#### Available data:

::::::::

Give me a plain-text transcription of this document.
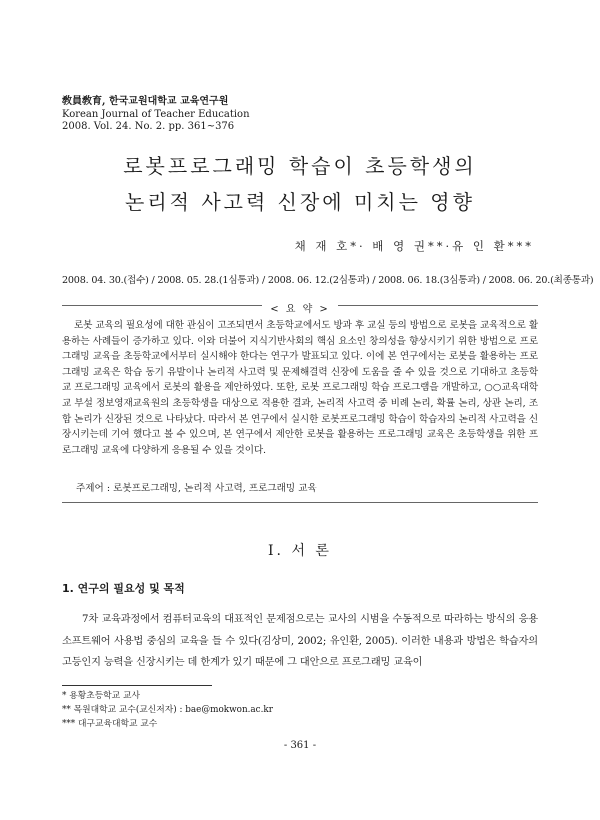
敎員敎育, 한국교원대학교 교육연구원
Korean Journal of Teacher Education
2008. Vol. 24. No. 2. pp. 361~376
로봇프로그래밍 학습이 초등학생의
논리적 사고력 신장에 미치는 영향
채 재 호*· 배 영 권**·유 인 환***
2008. 04. 30.(접수) / 2008. 05. 28.(1심통과) / 2008. 06. 12.(2심통과) / 2008. 06. 18.(3심통과) / 2008. 06. 20.(최종통과)
< 요 약 >
로봇 교육의 필요성에 대한 관심이 고조되면서 초등학교에서도 방과 후 교실 등의 방법으로 로봇을 교육적으로 활용하는 사례들이 증가하고 있다. 이와 더불어 지식기반사회의 핵심 요소인 창의성을 향상시키기 위한 방법으로 프로그래밍 교육을 초등학교에서부터 실시해야 한다는 연구가 발표되고 있다. 이에 본 연구에서는 로봇을 활용하는 프로그래밍 교육은 학습 동기 유발이나 논리적 사고력 및 문제해결력 신장에 도움을 줄 수 있을 것으로 기대하고 초등학교 프로그래밍 교육에서 로봇의 활용을 제안하였다. 또한, 로봇 프로그래밍 학습 프로그램을 개발하고, ○○교육대학교 부설 정보영재교육원의 초등학생을 대상으로 적용한 결과, 논리적 사고력 중 비례 논리, 확률 논리, 상관 논리, 조합 논리가 신장된 것으로 나타났다. 따라서 본 연구에서 실시한 로봇프로그래밍 학습이 학습자의 논리적 사고력을 신장시키는데 기여 했다고 볼 수 있으며, 본 연구에서 제안한 로봇을 활용하는 프로그래밍 교육은 초등학생을 위한 프로그래밍 교육에 다양하게 응용될 수 있을 것이다.
주제어 : 로봇프로그래밍, 논리적 사고력, 프로그래밍 교육
Ⅰ. 서 론
1. 연구의 필요성 및 목적
7차 교육과정에서 컴퓨터교육의 대표적인 문제점으로는 교사의 시범을 수동적으로 따라하는 방식의 응용 소프트웨어 사용법 중심의 교육을 들 수 있다(김상미, 2002; 유인환, 2005). 이러한 내용과 방법은 학습자의 고등인지 능력을 신장시키는 데 한계가 있기 때문에 그 대안으로 프로그래밍 교육이
* 용황초등학교 교사
** 목원대학교 교수(교신저자) : bae@mokwon.ac.kr
*** 대구교육대학교 교수
- 361 -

::::::::

#### Task description:
Replicate the material above verbatim; images stay out of the copy.

#### Expected answer:
Give me a plain-text transcription of this document.
敎員敎育, 한국교원대학교 교육연구원
Korean Journal of Teacher Education
2008. Vol. 24. No. 2. pp. 361~376
로봇프로그래밍 학습이 초등학생의
논리적 사고력 신장에 미치는 영향
채 재 호*· 배 영 권**·유 인 환***
2008. 04. 30.(접수) / 2008. 05. 28.(1심통과) / 2008. 06. 12.(2심통과) / 2008. 06. 18.(3심통과) / 2008. 06. 20.(최종통과)
< 요 약 >
로봇 교육의 필요성에 대한 관심이 고조되면서 초등학교에서도 방과 후 교실 등의 방법으로 로봇을 교육적으로 활용하는 사례들이 증가하고 있다. 이와 더불어 지식기반사회의 핵심 요소인 창의성을 향상시키기 위한 방법으로 프로그래밍 교육을 초등학교에서부터 실시해야 한다는 연구가 발표되고 있다. 이에 본 연구에서는 로봇을 활용하는 프로그래밍 교육은 학습 동기 유발이나 논리적 사고력 및 문제해결력 신장에 도움을 줄 수 있을 것으로 기대하고 초등학교 프로그래밍 교육에서 로봇의 활용을 제안하였다. 또한, 로봇 프로그래밍 학습 프로그램을 개발하고, ○○교육대학교 부설 정보영재교육원의 초등학생을 대상으로 적용한 결과, 논리적 사고력 중 비례 논리, 확률 논리, 상관 논리, 조합 논리가 신장된 것으로 나타났다. 따라서 본 연구에서 실시한 로봇프로그래밍 학습이 학습자의 논리적 사고력을 신장시키는데 기여 했다고 볼 수 있으며, 본 연구에서 제안한 로봇을 활용하는 프로그래밍 교육은 초등학생을 위한 프로그래밍 교육에 다양하게 응용될 수 있을 것이다.
주제어 : 로봇프로그래밍, 논리적 사고력, 프로그래밍 교육
Ⅰ. 서 론
1. 연구의 필요성 및 목적
7차 교육과정에서 컴퓨터교육의 대표적인 문제점으로는 교사의 시범을 수동적으로 따라하는 방식의 응용 소프트웨어 사용법 중심의 교육을 들 수 있다(김상미, 2002; 유인환, 2005). 이러한 내용과 방법은 학습자의 고등인지 능력을 신장시키는 데 한계가 있기 때문에 그 대안으로 프로그래밍 교육이
* 용황초등학교 교사
** 목원대학교 교수(교신저자) : bae@mokwon.ac.kr
*** 대구교육대학교 교수
- 361 -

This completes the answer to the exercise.